* _Okunacak Metin_
- - - - - - -
1 Haziran 2009 Pazartesi

Londra'da İspanya Tadımı

31 Mayis her ne kadar Big Ben'in doğumgünü olsa da aslan payını dünyanın en "seçkin" alışveriş caddelerinden sayılan Regent Street'i kapatan İspanya kaptı...
Kalabalık üzerinden daha rahat fotoğraf çekmek uğruna giydiğim topuklu ayakkabılarımın da verdiği ızdıraptan olsa gerek Regent Street turumun yarısında İzmirli Altay'a benzeyen bir adam ve evlilik programlarında göbek atan program sakinlerine benzeyen bir kadının flamenko gösterisini izlerken aklımda Dünyayı Kurtaran Adam'dan "Ruhumu bedenimden ayırdım, acıyı hissetmiyorum" repliği ile flamenkonun sıradan olanının izlenmeyecek bir dans olduğunu bir kez daha onayladım.

Metro istasyonundan çıkar çıkmaz Free Hugs ekibiyle karşılaştım ve fotoğraflarını çekmek karşılığında bir free(?) hug verdim. Free Hugs Kampanyası ile ilgili ayrıntılı bilgi için tıklayın.

Londra'da yapılan tüm aktivitelerde polis sayısının artırıldığı haberlerini bir kez daha hatırladım... Elbette bu şapkalarla bizi koruyabileceklerine bir kez daha inanmadım.

The Big Dish olarak adlandırılan dev paellanın yapım aşamasına bir göz attım ancak Londra'nın en sıcak gününde güneşin altında tüm süreci yaşamak istemediğime karar verip kendimi Regent Street kalabalığına bıraktım.

Su alacak bir yerler ararken mağaza içi aktivitelerini seyrettim.
- - - - - - -
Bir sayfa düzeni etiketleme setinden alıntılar

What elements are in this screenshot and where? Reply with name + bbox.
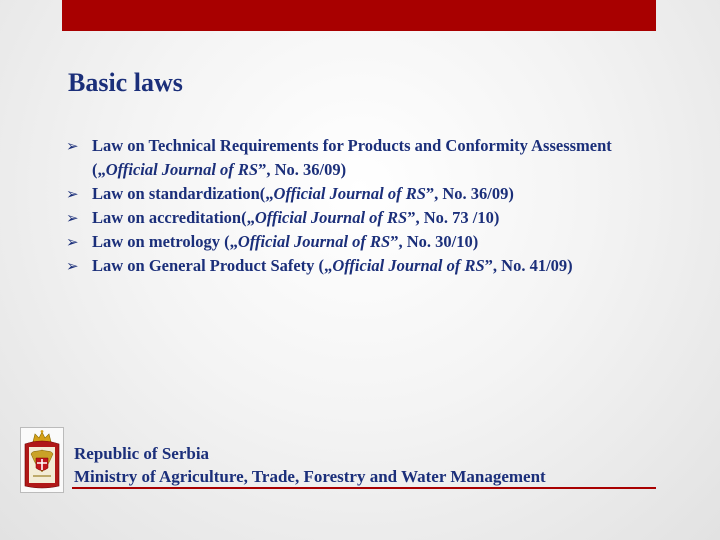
arrow-bullet-icon: ➢ bbox=[66, 257, 79, 275]
law-item-journal: Official Journal of RS bbox=[254, 208, 408, 227]
footer-country: Republic of Serbia bbox=[74, 444, 210, 463]
law-item bbox=[66, 254, 646, 278]
serbia-coat-of-arms-icon bbox=[20, 427, 64, 493]
law-item-tail: ”, No. 36/09) bbox=[425, 184, 514, 203]
law-item bbox=[66, 134, 646, 182]
law-item-lead: Law on metrology („ bbox=[92, 232, 238, 251]
law-item-lead: Law on standardization(„ bbox=[92, 184, 274, 203]
arrow-bullet-icon: ➢ bbox=[66, 185, 79, 203]
arrow-bullet-icon: ➢ bbox=[66, 233, 79, 251]
footer-institution bbox=[74, 442, 546, 488]
footer-divider bbox=[72, 487, 656, 489]
law-item-journal: Official Journal of RS bbox=[237, 232, 391, 251]
slide-title: Basic laws bbox=[68, 68, 183, 97]
top-accent-bar bbox=[62, 0, 656, 31]
law-item-lead: Law on Technical Requirements for Products and Conformity Assessment („ bbox=[92, 136, 612, 179]
law-item-lead: Law on accreditation(„ bbox=[92, 208, 255, 227]
law-item bbox=[66, 206, 646, 230]
law-item-lead: Law on General Product Safety („ bbox=[92, 256, 333, 275]
arrow-bullet-icon: ➢ bbox=[66, 209, 79, 227]
law-item-journal: Official Journal of RS bbox=[105, 160, 259, 179]
footer-ministry: Ministry of Agriculture, Trade, Forestry and Water Management bbox=[74, 467, 546, 486]
law-item-journal: Official Journal of RS bbox=[332, 256, 485, 275]
arrow-bullet-icon: ➢ bbox=[66, 137, 79, 155]
law-item-tail: ”, No. 36/09) bbox=[258, 160, 347, 179]
law-item bbox=[66, 182, 646, 206]
law-item bbox=[66, 230, 646, 254]
law-item-journal: Official Journal of RS bbox=[273, 184, 426, 203]
law-item-tail: ”, No. 30/10) bbox=[390, 232, 479, 251]
law-list bbox=[66, 134, 646, 278]
law-item-tail: ”, No. 41/09) bbox=[484, 256, 573, 275]
law-item-tail: ”, No. 73 /10) bbox=[407, 208, 500, 227]
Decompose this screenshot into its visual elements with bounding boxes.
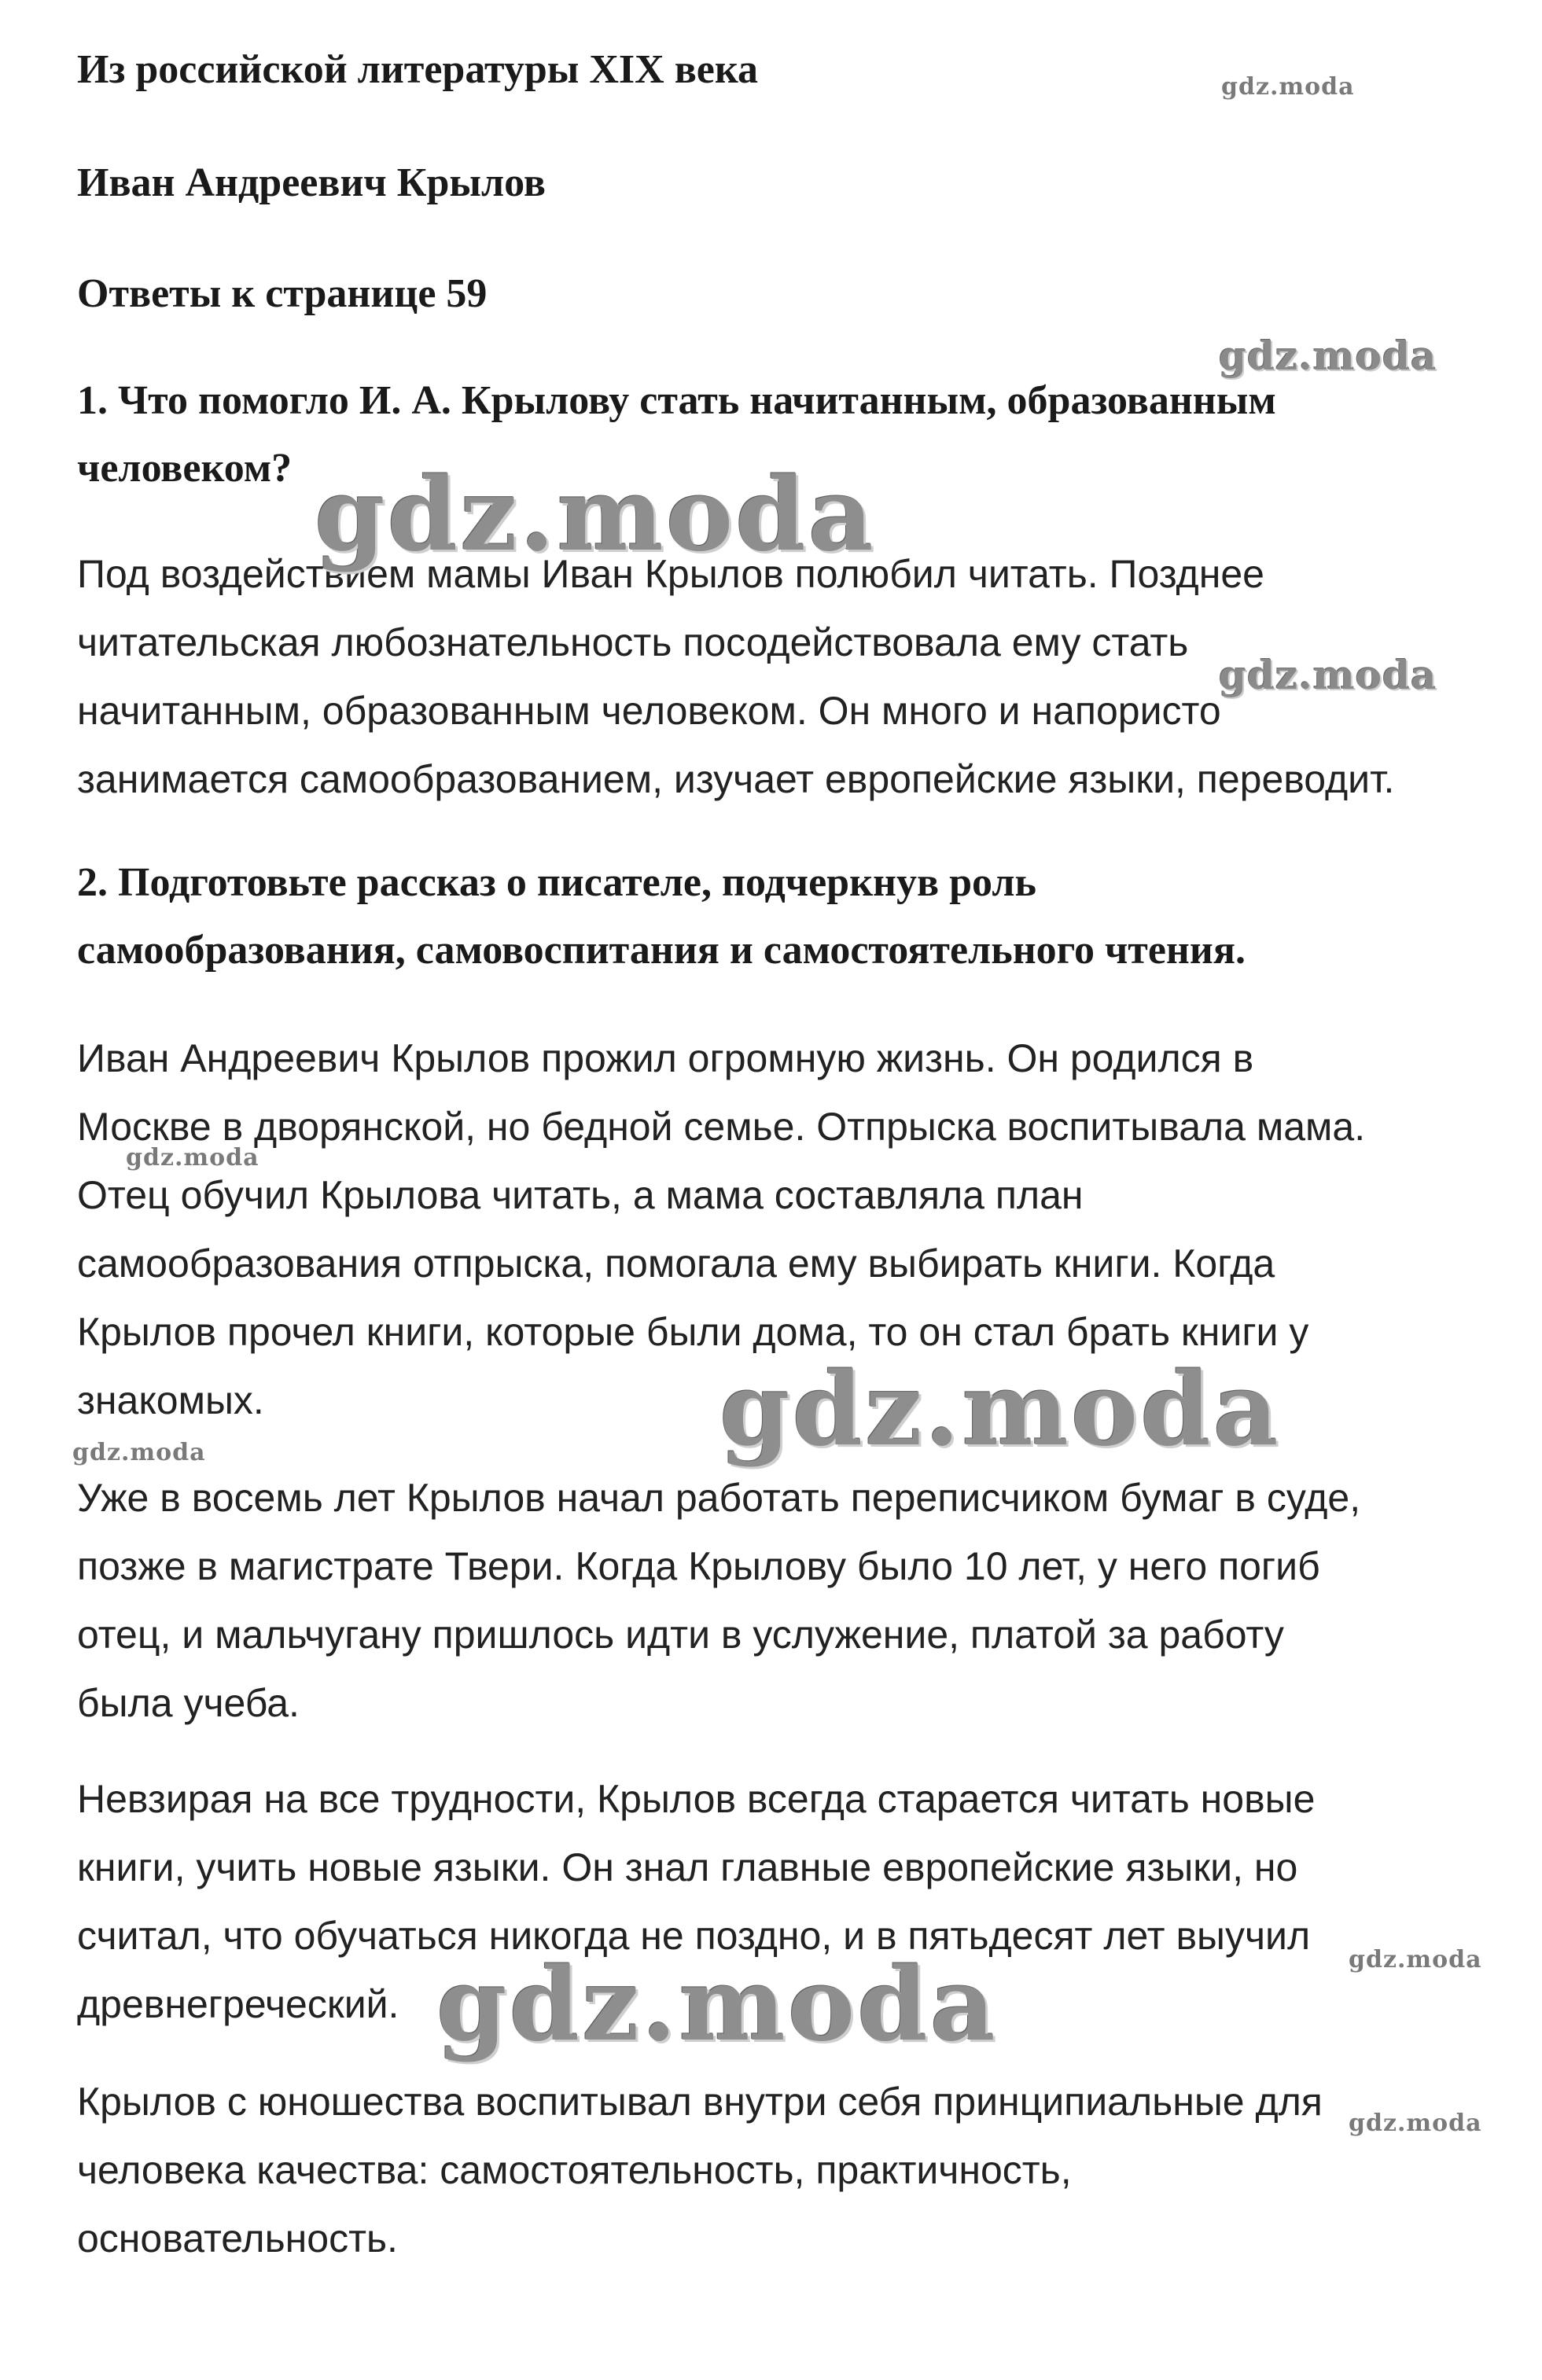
question-2-line: самообразования, самовоспитания и самостоятельного чтения. [77,928,1246,973]
watermark: gdz.moda [126,1144,259,1172]
paragraph-line: считал, что обучаться никогда не поздно, и в пятьдесят лет выучил [77,1914,1311,1958]
paragraph-line: самообразования отпрыска, помогала ему выбирать книги. Когда [77,1241,1275,1286]
answer-1-line: Под воздействием мамы Иван Крылов полюбил читать. Позднее [77,552,1264,596]
answer-1-line: читательская любознательность посодействовала ему стать [77,620,1189,664]
paragraph-line: основательность. [77,2216,398,2260]
watermark: gdz.moda [315,456,876,574]
question-2-line: 2. Подготовьте рассказ о писателе, подчеркнув роль [77,860,1036,905]
paragraph-line: позже в магистрате Твери. Когда Крылову было 10 лет, у него погиб [77,1544,1320,1588]
paragraph-line: Невзирая на все трудности, Крылов всегда старается читать новые [77,1777,1316,1821]
paragraph-line: Отец обучил Крылова читать, а мама составляла план [77,1173,1084,1217]
watermark: gdz.moda [1219,333,1437,379]
watermark: gdz.moda [719,1351,1281,1469]
paragraph-line: Крылов прочел книги, которые были дома, то он стал брать книги у [77,1310,1309,1354]
watermark: gdz.moda [72,1439,206,1466]
paragraph-line: Москве в дворянской, но бедной семье. Отпрыска воспитывала мама. [77,1105,1366,1149]
paragraph-line: отец, и мальчугану пришлось идти в услужение, платой за работу [77,1613,1284,1657]
paragraph-line: древнегреческий. [77,1982,399,2026]
paragraph-line: Крылов с юношества воспитывал внутри себя принципиальные для [77,2080,1323,2124]
paragraph-line: Уже в восемь лет Крылов начал работать переписчиком бумаг в суде, [77,1476,1361,1520]
watermark: gdz.moda [1221,73,1355,101]
question-1-line: 1. Что помогло И. А. Крылову стать начитанным, образованным [77,378,1276,423]
paragraph-line: Иван Андреевич Крылов прожил огромную жизнь. Он родился в [77,1036,1254,1080]
paragraph-line: человека качества: самостоятельность, практичность, [77,2148,1072,2192]
section-title: Из российской литературы XIX века [77,47,759,92]
author-name: Иван Андреевич Крылов [77,160,546,205]
watermark: gdz.moda [436,1946,998,2064]
paragraph-line: книги, учить новые языки. Он знал главные европейские языки, но [77,1845,1298,1889]
watermark: gdz.moda [1349,2110,1482,2137]
answer-1-line: занимается самообразованием, изучает европейские языки, переводит. [77,757,1395,801]
answer-1-line: начитанным, образованным человеком. Он много и напористо [77,689,1221,733]
question-1-line: человеком? [77,446,293,491]
watermark: gdz.moda [1219,652,1437,698]
watermark: gdz.moda [1349,1946,1482,1974]
paragraph-line: знакомых. [77,1378,264,1422]
answers-page-heading: Ответы к странице 59 [77,271,488,316]
paragraph-line: была учеба. [77,1681,300,1725]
- - - - - - -
* _Yapılacak İşler_
A – Londra'daki İspanya etkinliğini anlatan yazıya göre şu soruları cevaplayın:
(i) Yazar topuklu ayakkabılarını ne amaçla giymişti?
(ii) Yazar metro istasyonundan çıkar çıkmaz hangi ekiple karşılaştı?
(iii) Dev paella hangi adla anılıyordu?
B – Lütfen kayıtların başından "Decompose this screenshot" ifadesinin geçtiği satıra kadar bütün satırları aynen çoğaltın; o satır da dahil olsun. Resimleri cevaba almayın.

* _Alıştırmanın Cevapları_
A –
(i) Kalabalığın üzerinden daha rahat fotoğraf çekebilmek için.
(ii) Free Hugs ekibiyle.
(iii) The Big Dish.

B –
What elements are in this screenshot and where? Reply with name + bbox.
arrow-bullet-icon: ➢ bbox=[66, 257, 79, 275]
law-item-journal: Official Journal of RS bbox=[254, 208, 408, 227]
footer-country: Republic of Serbia bbox=[74, 444, 210, 463]
law-item bbox=[66, 254, 646, 278]
serbia-coat-of-arms-icon bbox=[20, 427, 64, 493]
law-item-tail: ”, No. 36/09) bbox=[425, 184, 514, 203]
law-item bbox=[66, 134, 646, 182]
law-item-lead: Law on metrology („ bbox=[92, 232, 238, 251]
law-item-lead: Law on standardization(„ bbox=[92, 184, 274, 203]
arrow-bullet-icon: ➢ bbox=[66, 185, 79, 203]
arrow-bullet-icon: ➢ bbox=[66, 233, 79, 251]
footer-institution bbox=[74, 442, 546, 488]
footer-divider bbox=[72, 487, 656, 489]
law-item-journal: Official Journal of RS bbox=[237, 232, 391, 251]
slide-title: Basic laws bbox=[68, 68, 183, 97]
top-accent-bar bbox=[62, 0, 656, 31]
law-item-lead: Law on Technical Requirements for Products and Conformity Assessment („ bbox=[92, 136, 612, 179]
law-item-lead: Law on accreditation(„ bbox=[92, 208, 255, 227]
law-item bbox=[66, 206, 646, 230]
law-item-lead: Law on General Product Safety („ bbox=[92, 256, 333, 275]
arrow-bullet-icon: ➢ bbox=[66, 209, 79, 227]
law-item-journal: Official Journal of RS bbox=[105, 160, 259, 179]
footer-ministry: Ministry of Agriculture, Trade, Forestry and Water Management bbox=[74, 467, 546, 486]
law-item-journal: Official Journal of RS bbox=[332, 256, 485, 275]
arrow-bullet-icon: ➢ bbox=[66, 137, 79, 155]
law-item-tail: ”, No. 36/09) bbox=[258, 160, 347, 179]
law-item bbox=[66, 182, 646, 206]
law-item bbox=[66, 230, 646, 254]
law-item-journal: Official Journal of RS bbox=[273, 184, 426, 203]
law-item-tail: ”, No. 30/10) bbox=[390, 232, 479, 251]
law-list bbox=[66, 134, 646, 278]
law-item-tail: ”, No. 41/09) bbox=[484, 256, 573, 275]
law-item-tail: ”, No. 73 /10) bbox=[407, 208, 500, 227]
Decompose this screenshot into its visual elements with bounding boxes.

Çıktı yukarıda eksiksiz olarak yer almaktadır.